GIVEN TASK
Can you print every record below exactly as written?

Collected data
####################

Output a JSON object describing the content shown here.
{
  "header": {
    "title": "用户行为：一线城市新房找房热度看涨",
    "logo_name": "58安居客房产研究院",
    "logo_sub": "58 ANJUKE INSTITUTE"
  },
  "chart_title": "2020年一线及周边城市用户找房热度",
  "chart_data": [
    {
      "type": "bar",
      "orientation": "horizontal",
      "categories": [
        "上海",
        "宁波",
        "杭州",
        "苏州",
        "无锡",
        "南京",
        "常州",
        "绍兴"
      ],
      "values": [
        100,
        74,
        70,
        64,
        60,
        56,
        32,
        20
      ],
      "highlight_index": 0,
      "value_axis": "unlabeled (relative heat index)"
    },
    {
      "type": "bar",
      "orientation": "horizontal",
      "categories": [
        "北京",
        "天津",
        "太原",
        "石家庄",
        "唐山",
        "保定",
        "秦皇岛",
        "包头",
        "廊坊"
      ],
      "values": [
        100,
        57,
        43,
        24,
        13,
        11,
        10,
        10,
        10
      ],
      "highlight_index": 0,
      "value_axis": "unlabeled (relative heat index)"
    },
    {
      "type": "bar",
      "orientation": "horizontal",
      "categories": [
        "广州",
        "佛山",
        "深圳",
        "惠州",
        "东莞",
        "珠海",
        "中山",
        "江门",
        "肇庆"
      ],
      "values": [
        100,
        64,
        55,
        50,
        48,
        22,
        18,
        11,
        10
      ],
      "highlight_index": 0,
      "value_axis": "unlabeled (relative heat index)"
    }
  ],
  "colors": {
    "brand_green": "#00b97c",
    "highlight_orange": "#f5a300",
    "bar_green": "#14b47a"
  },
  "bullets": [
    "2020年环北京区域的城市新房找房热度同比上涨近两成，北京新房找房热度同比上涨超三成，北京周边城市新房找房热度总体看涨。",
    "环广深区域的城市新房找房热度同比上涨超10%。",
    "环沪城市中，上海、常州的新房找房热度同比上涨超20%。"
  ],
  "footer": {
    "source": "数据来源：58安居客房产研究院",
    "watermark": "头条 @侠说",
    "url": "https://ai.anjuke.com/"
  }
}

####################

SOLVED EXERCISE
Output a JSON object describing the content shown here.
{
  "header": {
    "title": "用户行为：一线城市新房找房热度看涨",
    "logo_name": "58安居客房产研究院",
    "logo_sub": "58 ANJUKE INSTITUTE"
  },
  "chart_title": "2020年一线及周边城市用户找房热度",
  "chart_data": [
    {
      "type": "bar",
      "orientation": "horizontal",
      "categories": [
        "上海",
        "宁波",
        "杭州",
        "苏州",
        "无锡",
        "南京",
        "常州",
        "绍兴"
      ],
      "values": [
        100,
        74,
        70,
        64,
        60,
        56,
        32,
        20
      ],
      "highlight_index": 0,
      "value_axis": "unlabeled (relative heat index)"
    },
    {
      "type": "bar",
      "orientation": "horizontal",
      "categories": [
        "北京",
        "天津",
        "太原",
        "石家庄",
        "唐山",
        "保定",
        "秦皇岛",
        "包头",
        "廊坊"
      ],
      "values": [
        100,
        57,
        43,
        24,
        13,
        11,
        10,
        10,
        10
      ],
      "highlight_index": 0,
      "value_axis": "unlabeled (relative heat index)"
    },
    {
      "type": "bar",
      "orientation": "horizontal",
      "categories": [
        "广州",
        "佛山",
        "深圳",
        "惠州",
        "东莞",
        "珠海",
        "中山",
        "江门",
        "肇庆"
      ],
      "values": [
        100,
        64,
        55,
        50,
        48,
        22,
        18,
        11,
        10
      ],
      "highlight_index": 0,
      "value_axis": "unlabeled (relative heat index)"
    }
  ],
  "colors": {
    "brand_green": "#00b97c",
    "highlight_orange": "#f5a300",
    "bar_green": "#14b47a"
  },
  "bullets": [
    "2020年环北京区域的城市新房找房热度同比上涨近两成，北京新房找房热度同比上涨超三成，北京周边城市新房找房热度总体看涨。",
    "环广深区域的城市新房找房热度同比上涨超10%。",
    "环沪城市中，上海、常州的新房找房热度同比上涨超20%。"
  ],
  "footer": {
    "source": "数据来源：58安居客房产研究院",
    "watermark": "头条 @侠说",
    "url": "https://ai.anjuke.com/"
  }
}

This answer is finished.